Give the number of lines containing the word "гражданам", and nothing else.

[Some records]
--*--

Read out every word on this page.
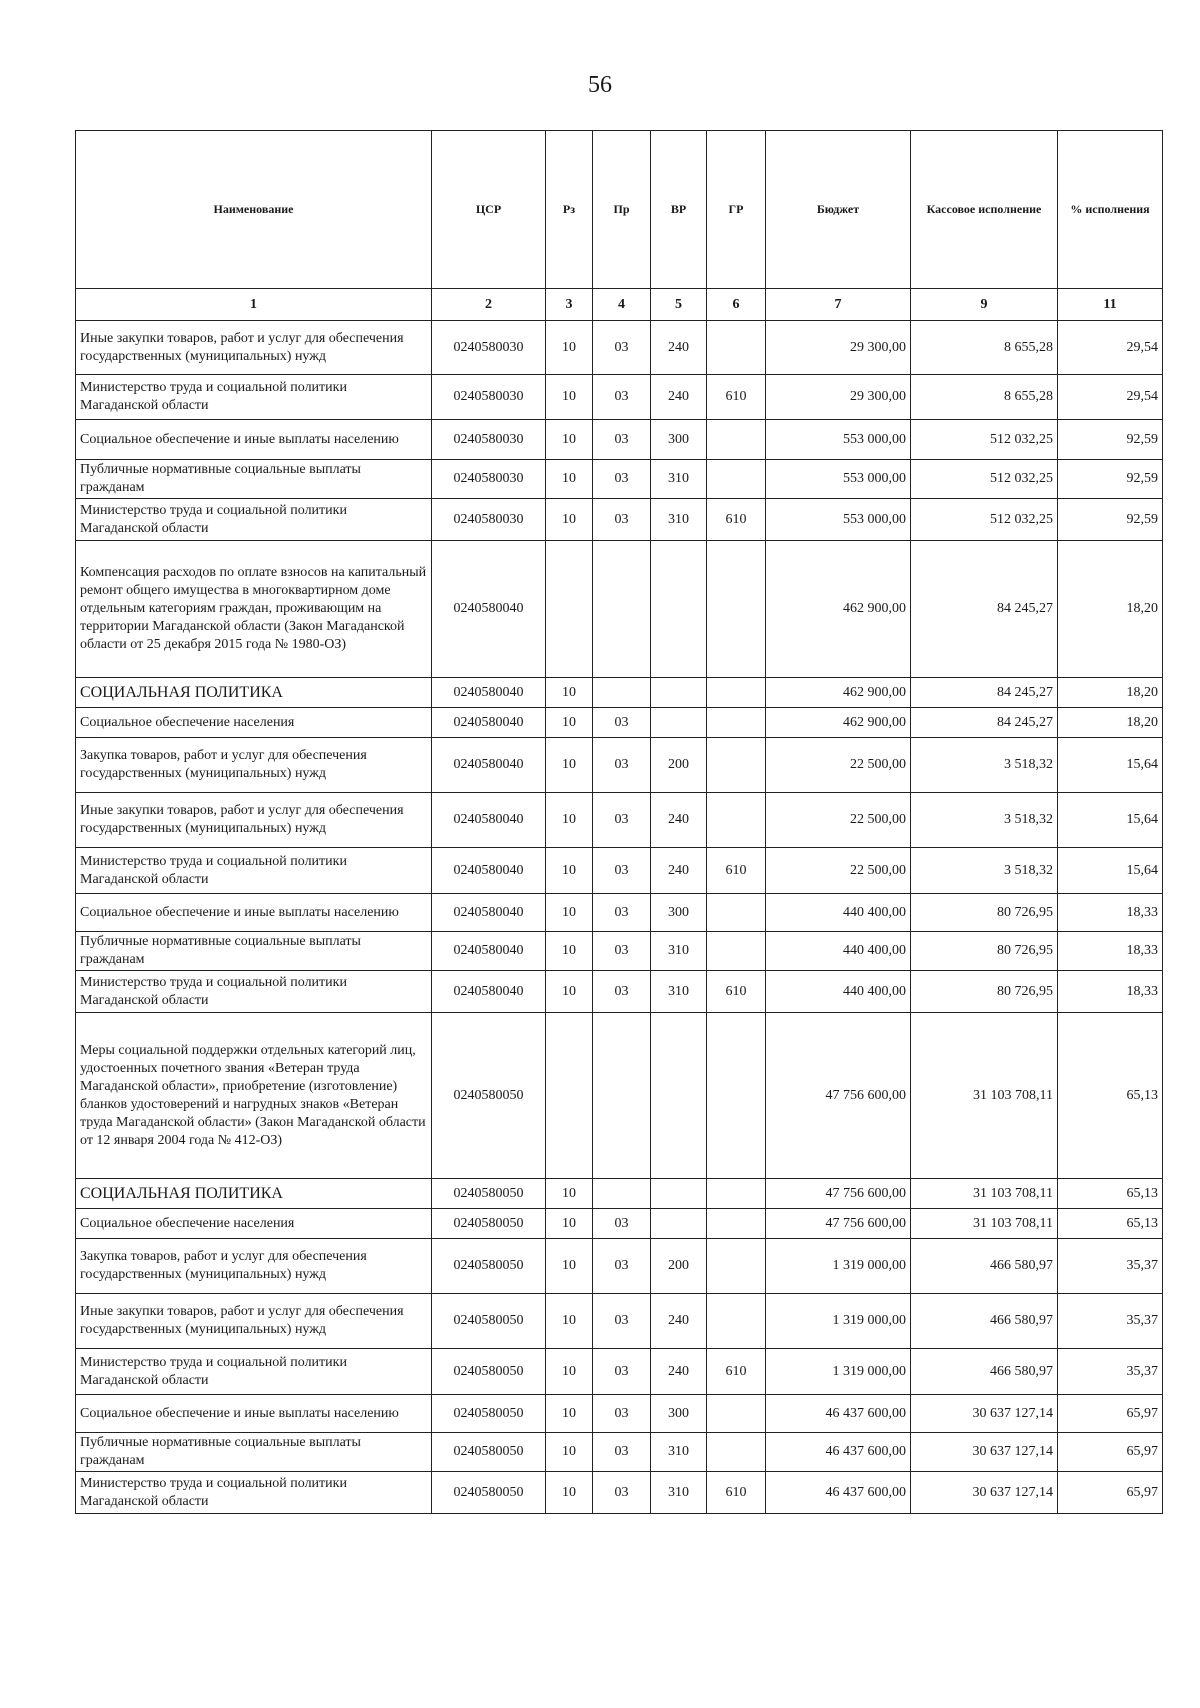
56
Наименование	ЦСР	Рз	Пр	ВР	ГР	Бюджет	Кассовое исполнение	% исполнения
1	2	3	4	5	6	7	9	11
Иные закупки товаров, работ и услуг для обеспечения государственных (муниципальных) нужд	0240580030	10	03	240		29 300,00	8 655,28	29,54
Министерство труда и социальной политики Магаданской области	0240580030	10	03	240	610	29 300,00	8 655,28	29,54
Социальное обеспечение и иные выплаты населению	0240580030	10	03	300		553 000,00	512 032,25	92,59
Публичные нормативные социальные выплаты гражданам	0240580030	10	03	310		553 000,00	512 032,25	92,59
Министерство труда и социальной политики Магаданской области	0240580030	10	03	310	610	553 000,00	512 032,25	92,59
Компенсация расходов по оплате взносов на капитальный ремонт общего имущества в многоквартирном доме отдельным категориям граждан, проживающим на территории Магаданской области (Закон Магаданской области от 25 декабря 2015 года № 1980-ОЗ)	0240580040					462 900,00	84 245,27	18,20
СОЦИАЛЬНАЯ ПОЛИТИКА	0240580040	10				462 900,00	84 245,27	18,20
Социальное обеспечение населения	0240580040	10	03			462 900,00	84 245,27	18,20
Закупка товаров, работ и услуг для обеспечения государственных (муниципальных) нужд	0240580040	10	03	200		22 500,00	3 518,32	15,64
Иные закупки товаров, работ и услуг для обеспечения государственных (муниципальных) нужд	0240580040	10	03	240		22 500,00	3 518,32	15,64
Министерство труда и социальной политики Магаданской области	0240580040	10	03	240	610	22 500,00	3 518,32	15,64
Социальное обеспечение и иные выплаты населению	0240580040	10	03	300		440 400,00	80 726,95	18,33
Публичные нормативные социальные выплаты гражданам	0240580040	10	03	310		440 400,00	80 726,95	18,33
Министерство труда и социальной политики Магаданской области	0240580040	10	03	310	610	440 400,00	80 726,95	18,33
Меры социальной поддержки отдельных категорий лиц, удостоенных почетного звания «Ветеран труда Магаданской области», приобретение (изготовление) бланков удостоверений и нагрудных знаков «Ветеран труда Магаданской области» (Закон Магаданской области от 12 января 2004 года № 412-ОЗ)	0240580050					47 756 600,00	31 103 708,11	65,13
СОЦИАЛЬНАЯ ПОЛИТИКА	0240580050	10				47 756 600,00	31 103 708,11	65,13
Социальное обеспечение населения	0240580050	10	03			47 756 600,00	31 103 708,11	65,13
Закупка товаров, работ и услуг для обеспечения государственных (муниципальных) нужд	0240580050	10	03	200		1 319 000,00	466 580,97	35,37
Иные закупки товаров, работ и услуг для обеспечения государственных (муниципальных) нужд	0240580050	10	03	240		1 319 000,00	466 580,97	35,37
Министерство труда и социальной политики Магаданской области	0240580050	10	03	240	610	1 319 000,00	466 580,97	35,37
Социальное обеспечение и иные выплаты населению	0240580050	10	03	300		46 437 600,00	30 637 127,14	65,97
Публичные нормативные социальные выплаты гражданам	0240580050	10	03	310		46 437 600,00	30 637 127,14	65,97
Министерство труда и социальной политики Магаданской области	0240580050	10	03	310	610	46 437 600,00	30 637 127,14	65,97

--*--

COMPLETE ANSWER →
3